Can you print the data exactly and leave out each image?

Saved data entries
►

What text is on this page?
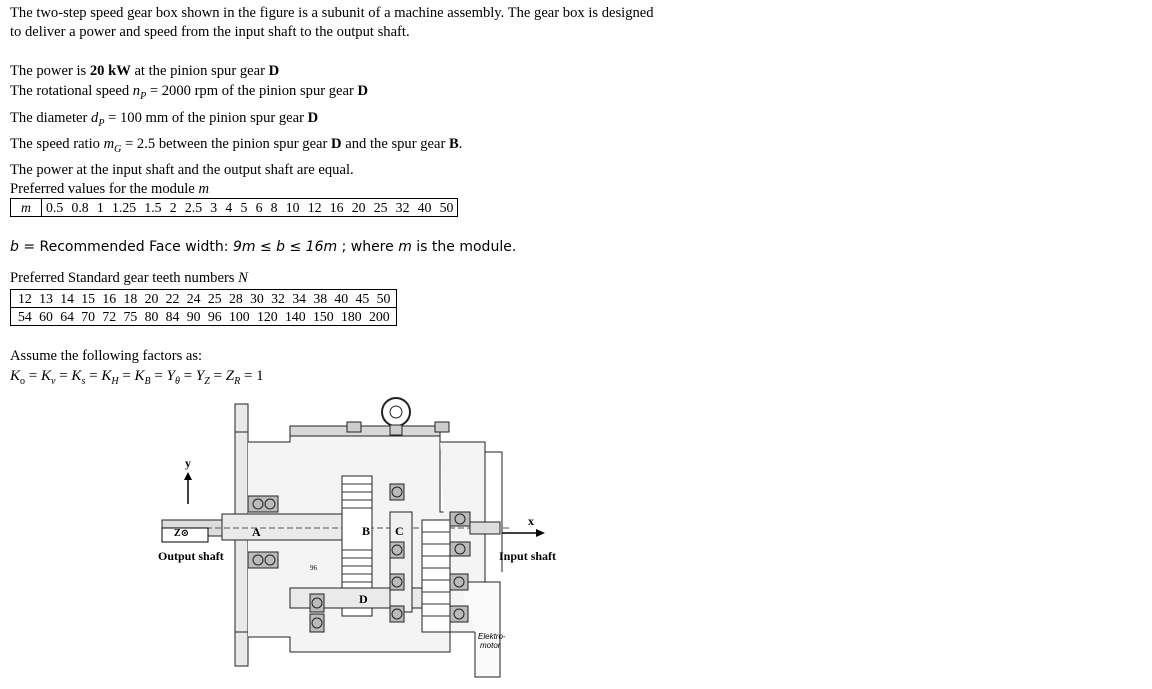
The two-step speed gear box shown in the figure is a subunit of a machine assembly. The gear box is designed

to deliver a power and speed from the input shaft to the output shaft.

The power is 20 kW at the pinion spur gear D

The rotational speed $n_P = 2000$ rpm of the pinion spur gear D

The diameter $d_P = 100$ mm of the pinion spur gear D

The speed ratio $m_G = 2.5$ between the pinion spur gear D and the spur gear B.

The power at the input shaft and the output shaft are equal.

Preferred values for the module m

m	0.5 0.8 1 1.25 1.5 2 2.5 3 4 5 6 8 10 12 16 20 25 32 40 50

b = Recommended Face width: 9m ≤ b ≤ 16m ; where m is the module.

Preferred Standard gear teeth numbers N

12 13 14 15 16 18 20 22 24 25 28 30 32 34 38 40 45 50
54 60 64 70 72 75 80 84 90 96 100 120 140 150 180 200

Assume the following factors as:

$K_o = K_v = K_s = K_H = K_B = Y_\theta = Y_Z = Z_R = 1$

y
x
Z⊙	A	B C
D
Output shaft	Input shaft
Elektro-
motor
96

◄

## Exercise solution
What text is on this page?
The two-step speed gear box shown in the figure is a subunit of a machine assembly. The gear box is designed

to deliver a power and speed from the input shaft to the output shaft.

The power is 20 kW at the pinion spur gear D

The rotational speed $n_P = 2000$ rpm of the pinion spur gear D

The diameter $d_P = 100$ mm of the pinion spur gear D

The speed ratio $m_G = 2.5$ between the pinion spur gear D and the spur gear B.

The power at the input shaft and the output shaft are equal.

Preferred values for the module m

m	0.5 0.8 1 1.25 1.5 2 2.5 3 4 5 6 8 10 12 16 20 25 32 40 50

b = Recommended Face width: 9m ≤ b ≤ 16m ; where m is the module.

Preferred Standard gear teeth numbers N

12 13 14 15 16 18 20 22 24 25 28 30 32 34 38 40 45 50
54 60 64 70 72 75 80 84 90 96 100 120 140 150 180 200

Assume the following factors as:

$K_o = K_v = K_s = K_H = K_B = Y_\theta = Y_Z = Z_R = 1$

y
x
Z⊙	A	B C
D
Output shaft	Input shaft
Elektro-
motor
96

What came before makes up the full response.